** Start of The input **

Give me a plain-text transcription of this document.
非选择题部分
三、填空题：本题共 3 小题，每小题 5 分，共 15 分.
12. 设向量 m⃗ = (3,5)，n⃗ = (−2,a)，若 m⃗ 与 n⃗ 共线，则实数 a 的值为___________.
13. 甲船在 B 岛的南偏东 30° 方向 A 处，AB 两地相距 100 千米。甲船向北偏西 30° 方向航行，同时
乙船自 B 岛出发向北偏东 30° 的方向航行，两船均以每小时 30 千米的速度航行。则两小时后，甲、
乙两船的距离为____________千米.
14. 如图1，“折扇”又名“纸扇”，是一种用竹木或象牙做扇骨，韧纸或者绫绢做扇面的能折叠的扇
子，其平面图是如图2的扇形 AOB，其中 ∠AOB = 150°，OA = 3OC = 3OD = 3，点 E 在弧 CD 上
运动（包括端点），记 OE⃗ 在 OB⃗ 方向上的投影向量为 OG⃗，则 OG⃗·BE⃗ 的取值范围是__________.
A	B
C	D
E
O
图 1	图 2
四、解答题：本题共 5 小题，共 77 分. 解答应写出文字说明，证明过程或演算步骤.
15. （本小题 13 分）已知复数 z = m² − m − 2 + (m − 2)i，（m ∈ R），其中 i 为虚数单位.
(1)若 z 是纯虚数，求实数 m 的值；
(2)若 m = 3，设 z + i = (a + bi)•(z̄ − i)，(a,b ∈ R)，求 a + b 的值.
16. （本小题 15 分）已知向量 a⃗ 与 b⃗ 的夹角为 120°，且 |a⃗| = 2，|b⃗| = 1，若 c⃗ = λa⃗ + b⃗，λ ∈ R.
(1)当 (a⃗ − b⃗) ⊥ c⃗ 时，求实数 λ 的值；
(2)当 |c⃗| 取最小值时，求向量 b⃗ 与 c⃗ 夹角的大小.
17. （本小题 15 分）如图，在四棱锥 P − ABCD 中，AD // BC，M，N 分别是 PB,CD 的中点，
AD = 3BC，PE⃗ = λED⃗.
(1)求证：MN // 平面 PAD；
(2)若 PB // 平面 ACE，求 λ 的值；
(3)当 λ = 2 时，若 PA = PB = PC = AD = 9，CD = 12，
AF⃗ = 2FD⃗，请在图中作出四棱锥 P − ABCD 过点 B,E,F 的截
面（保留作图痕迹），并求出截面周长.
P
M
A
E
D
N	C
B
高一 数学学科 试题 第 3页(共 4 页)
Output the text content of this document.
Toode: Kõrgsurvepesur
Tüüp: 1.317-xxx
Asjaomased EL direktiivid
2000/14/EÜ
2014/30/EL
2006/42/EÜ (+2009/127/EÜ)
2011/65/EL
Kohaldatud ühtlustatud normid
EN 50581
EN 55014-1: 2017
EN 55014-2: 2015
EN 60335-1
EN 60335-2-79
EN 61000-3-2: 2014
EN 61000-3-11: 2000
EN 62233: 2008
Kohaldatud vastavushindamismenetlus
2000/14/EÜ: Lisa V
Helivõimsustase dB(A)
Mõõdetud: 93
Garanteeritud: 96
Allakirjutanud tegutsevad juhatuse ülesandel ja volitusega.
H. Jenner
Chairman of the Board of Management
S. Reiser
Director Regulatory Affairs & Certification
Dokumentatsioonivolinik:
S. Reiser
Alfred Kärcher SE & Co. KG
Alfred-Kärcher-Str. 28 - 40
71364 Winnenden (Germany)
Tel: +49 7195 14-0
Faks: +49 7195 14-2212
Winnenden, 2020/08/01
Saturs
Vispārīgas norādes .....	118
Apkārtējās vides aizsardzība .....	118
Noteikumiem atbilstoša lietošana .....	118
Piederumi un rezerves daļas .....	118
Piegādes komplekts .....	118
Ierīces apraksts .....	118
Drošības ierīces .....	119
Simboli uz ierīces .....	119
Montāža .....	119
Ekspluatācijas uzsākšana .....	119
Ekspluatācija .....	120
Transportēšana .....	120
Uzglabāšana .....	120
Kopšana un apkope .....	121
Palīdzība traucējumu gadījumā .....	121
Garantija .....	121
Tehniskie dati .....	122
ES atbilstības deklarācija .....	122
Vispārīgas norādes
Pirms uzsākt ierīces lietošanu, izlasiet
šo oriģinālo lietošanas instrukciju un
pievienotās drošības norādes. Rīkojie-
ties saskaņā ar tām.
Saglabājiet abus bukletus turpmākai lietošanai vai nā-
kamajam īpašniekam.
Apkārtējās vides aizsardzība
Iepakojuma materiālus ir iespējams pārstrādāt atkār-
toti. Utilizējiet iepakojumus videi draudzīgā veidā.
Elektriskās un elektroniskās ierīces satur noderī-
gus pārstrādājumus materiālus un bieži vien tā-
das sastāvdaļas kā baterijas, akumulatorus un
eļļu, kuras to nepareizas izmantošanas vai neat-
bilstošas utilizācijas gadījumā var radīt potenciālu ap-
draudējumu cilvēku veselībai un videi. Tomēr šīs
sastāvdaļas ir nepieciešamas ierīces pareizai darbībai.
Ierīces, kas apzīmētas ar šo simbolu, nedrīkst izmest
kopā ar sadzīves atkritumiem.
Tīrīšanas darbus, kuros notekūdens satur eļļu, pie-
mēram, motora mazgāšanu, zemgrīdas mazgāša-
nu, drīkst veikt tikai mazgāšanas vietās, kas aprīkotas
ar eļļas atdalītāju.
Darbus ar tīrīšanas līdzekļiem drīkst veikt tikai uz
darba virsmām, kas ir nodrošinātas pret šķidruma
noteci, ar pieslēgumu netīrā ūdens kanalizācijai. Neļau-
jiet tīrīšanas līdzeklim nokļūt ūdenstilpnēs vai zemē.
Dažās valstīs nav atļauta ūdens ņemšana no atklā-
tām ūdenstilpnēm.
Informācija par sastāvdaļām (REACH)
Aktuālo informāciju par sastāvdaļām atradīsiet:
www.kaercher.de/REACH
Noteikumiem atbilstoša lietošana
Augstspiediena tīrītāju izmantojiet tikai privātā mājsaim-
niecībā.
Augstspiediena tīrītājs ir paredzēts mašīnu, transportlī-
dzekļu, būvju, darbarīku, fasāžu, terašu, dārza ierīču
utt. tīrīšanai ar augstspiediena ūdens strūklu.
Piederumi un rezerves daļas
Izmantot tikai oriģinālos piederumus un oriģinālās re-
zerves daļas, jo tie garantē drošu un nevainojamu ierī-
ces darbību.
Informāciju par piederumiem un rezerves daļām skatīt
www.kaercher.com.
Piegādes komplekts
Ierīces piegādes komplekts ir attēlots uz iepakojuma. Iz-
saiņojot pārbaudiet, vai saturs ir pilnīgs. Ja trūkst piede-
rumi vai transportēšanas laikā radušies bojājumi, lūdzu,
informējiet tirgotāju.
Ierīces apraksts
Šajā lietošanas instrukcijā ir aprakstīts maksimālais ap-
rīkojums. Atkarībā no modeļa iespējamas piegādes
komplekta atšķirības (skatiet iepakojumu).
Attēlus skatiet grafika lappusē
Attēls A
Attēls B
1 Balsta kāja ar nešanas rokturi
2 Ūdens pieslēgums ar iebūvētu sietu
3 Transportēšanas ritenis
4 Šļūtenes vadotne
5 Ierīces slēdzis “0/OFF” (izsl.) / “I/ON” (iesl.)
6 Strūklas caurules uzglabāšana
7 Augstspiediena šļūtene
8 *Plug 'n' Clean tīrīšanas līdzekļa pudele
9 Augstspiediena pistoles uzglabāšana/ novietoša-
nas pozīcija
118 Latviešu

** End of The input **

» Task objective
Recite the full listing above exactly.

» Response
Give me a plain-text transcription of this document.
非选择题部分
三、填空题：本题共 3 小题，每小题 5 分，共 15 分.
12. 设向量 m⃗ = (3,5)，n⃗ = (−2,a)，若 m⃗ 与 n⃗ 共线，则实数 a 的值为___________.
13. 甲船在 B 岛的南偏东 30° 方向 A 处，AB 两地相距 100 千米。甲船向北偏西 30° 方向航行，同时
乙船自 B 岛出发向北偏东 30° 的方向航行，两船均以每小时 30 千米的速度航行。则两小时后，甲、
乙两船的距离为____________千米.
14. 如图1，“折扇”又名“纸扇”，是一种用竹木或象牙做扇骨，韧纸或者绫绢做扇面的能折叠的扇
子，其平面图是如图2的扇形 AOB，其中 ∠AOB = 150°，OA = 3OC = 3OD = 3，点 E 在弧 CD 上
运动（包括端点），记 OE⃗ 在 OB⃗ 方向上的投影向量为 OG⃗，则 OG⃗·BE⃗ 的取值范围是__________.
A	B
C	D
E
O
图 1	图 2
四、解答题：本题共 5 小题，共 77 分. 解答应写出文字说明，证明过程或演算步骤.
15. （本小题 13 分）已知复数 z = m² − m − 2 + (m − 2)i，（m ∈ R），其中 i 为虚数单位.
(1)若 z 是纯虚数，求实数 m 的值；
(2)若 m = 3，设 z + i = (a + bi)•(z̄ − i)，(a,b ∈ R)，求 a + b 的值.
16. （本小题 15 分）已知向量 a⃗ 与 b⃗ 的夹角为 120°，且 |a⃗| = 2，|b⃗| = 1，若 c⃗ = λa⃗ + b⃗，λ ∈ R.
(1)当 (a⃗ − b⃗) ⊥ c⃗ 时，求实数 λ 的值；
(2)当 |c⃗| 取最小值时，求向量 b⃗ 与 c⃗ 夹角的大小.
17. （本小题 15 分）如图，在四棱锥 P − ABCD 中，AD // BC，M，N 分别是 PB,CD 的中点，
AD = 3BC，PE⃗ = λED⃗.
(1)求证：MN // 平面 PAD；
(2)若 PB // 平面 ACE，求 λ 的值；
(3)当 λ = 2 时，若 PA = PB = PC = AD = 9，CD = 12，
AF⃗ = 2FD⃗，请在图中作出四棱锥 P − ABCD 过点 B,E,F 的截
面（保留作图痕迹），并求出截面周长.
P
M
A
E
D
N	C
B
高一 数学学科 试题 第 3页(共 4 页)
Output the text content of this document.
Toode: Kõrgsurvepesur
Tüüp: 1.317-xxx
Asjaomased EL direktiivid
2000/14/EÜ
2014/30/EL
2006/42/EÜ (+2009/127/EÜ)
2011/65/EL
Kohaldatud ühtlustatud normid
EN 50581
EN 55014-1: 2017
EN 55014-2: 2015
EN 60335-1
EN 60335-2-79
EN 61000-3-2: 2014
EN 61000-3-11: 2000
EN 62233: 2008
Kohaldatud vastavushindamismenetlus
2000/14/EÜ: Lisa V
Helivõimsustase dB(A)
Mõõdetud: 93
Garanteeritud: 96
Allakirjutanud tegutsevad juhatuse ülesandel ja volitusega.
H. Jenner
Chairman of the Board of Management
S. Reiser
Director Regulatory Affairs & Certification
Dokumentatsioonivolinik:
S. Reiser
Alfred Kärcher SE & Co. KG
Alfred-Kärcher-Str. 28 - 40
71364 Winnenden (Germany)
Tel: +49 7195 14-0
Faks: +49 7195 14-2212
Winnenden, 2020/08/01
Saturs
Vispārīgas norādes .....	118
Apkārtējās vides aizsardzība .....	118
Noteikumiem atbilstoša lietošana .....	118
Piederumi un rezerves daļas .....	118
Piegādes komplekts .....	118
Ierīces apraksts .....	118
Drošības ierīces .....	119
Simboli uz ierīces .....	119
Montāža .....	119
Ekspluatācijas uzsākšana .....	119
Ekspluatācija .....	120
Transportēšana .....	120
Uzglabāšana .....	120
Kopšana un apkope .....	121
Palīdzība traucējumu gadījumā .....	121
Garantija .....	121
Tehniskie dati .....	122
ES atbilstības deklarācija .....	122
Vispārīgas norādes
Pirms uzsākt ierīces lietošanu, izlasiet
šo oriģinālo lietošanas instrukciju un
pievienotās drošības norādes. Rīkojie-
ties saskaņā ar tām.
Saglabājiet abus bukletus turpmākai lietošanai vai nā-
kamajam īpašniekam.
Apkārtējās vides aizsardzība
Iepakojuma materiālus ir iespējams pārstrādāt atkār-
toti. Utilizējiet iepakojumus videi draudzīgā veidā.
Elektriskās un elektroniskās ierīces satur noderī-
gus pārstrādājumus materiālus un bieži vien tā-
das sastāvdaļas kā baterijas, akumulatorus un
eļļu, kuras to nepareizas izmantošanas vai neat-
bilstošas utilizācijas gadījumā var radīt potenciālu ap-
draudējumu cilvēku veselībai un videi. Tomēr šīs
sastāvdaļas ir nepieciešamas ierīces pareizai darbībai.
Ierīces, kas apzīmētas ar šo simbolu, nedrīkst izmest
kopā ar sadzīves atkritumiem.
Tīrīšanas darbus, kuros notekūdens satur eļļu, pie-
mēram, motora mazgāšanu, zemgrīdas mazgāša-
nu, drīkst veikt tikai mazgāšanas vietās, kas aprīkotas
ar eļļas atdalītāju.
Darbus ar tīrīšanas līdzekļiem drīkst veikt tikai uz
darba virsmām, kas ir nodrošinātas pret šķidruma
noteci, ar pieslēgumu netīrā ūdens kanalizācijai. Neļau-
jiet tīrīšanas līdzeklim nokļūt ūdenstilpnēs vai zemē.
Dažās valstīs nav atļauta ūdens ņemšana no atklā-
tām ūdenstilpnēm.
Informācija par sastāvdaļām (REACH)
Aktuālo informāciju par sastāvdaļām atradīsiet:
www.kaercher.de/REACH
Noteikumiem atbilstoša lietošana
Augstspiediena tīrītāju izmantojiet tikai privātā mājsaim-
niecībā.
Augstspiediena tīrītājs ir paredzēts mašīnu, transportlī-
dzekļu, būvju, darbarīku, fasāžu, terašu, dārza ierīču
utt. tīrīšanai ar augstspiediena ūdens strūklu.
Piederumi un rezerves daļas
Izmantot tikai oriģinālos piederumus un oriģinālās re-
zerves daļas, jo tie garantē drošu un nevainojamu ierī-
ces darbību.
Informāciju par piederumiem un rezerves daļām skatīt
www.kaercher.com.
Piegādes komplekts
Ierīces piegādes komplekts ir attēlots uz iepakojuma. Iz-
saiņojot pārbaudiet, vai saturs ir pilnīgs. Ja trūkst piede-
rumi vai transportēšanas laikā radušies bojājumi, lūdzu,
informējiet tirgotāju.
Ierīces apraksts
Šajā lietošanas instrukcijā ir aprakstīts maksimālais ap-
rīkojums. Atkarībā no modeļa iespējamas piegādes
komplekta atšķirības (skatiet iepakojumu).
Attēlus skatiet grafika lappusē
Attēls A
Attēls B
1 Balsta kāja ar nešanas rokturi
2 Ūdens pieslēgums ar iebūvētu sietu
3 Transportēšanas ritenis
4 Šļūtenes vadotne
5 Ierīces slēdzis “0/OFF” (izsl.) / “I/ON” (iesl.)
6 Strūklas caurules uzglabāšana
7 Augstspiediena šļūtene
8 *Plug 'n' Clean tīrīšanas līdzekļa pudele
9 Augstspiediena pistoles uzglabāšana/ novietoša-
nas pozīcija
118 Latviešu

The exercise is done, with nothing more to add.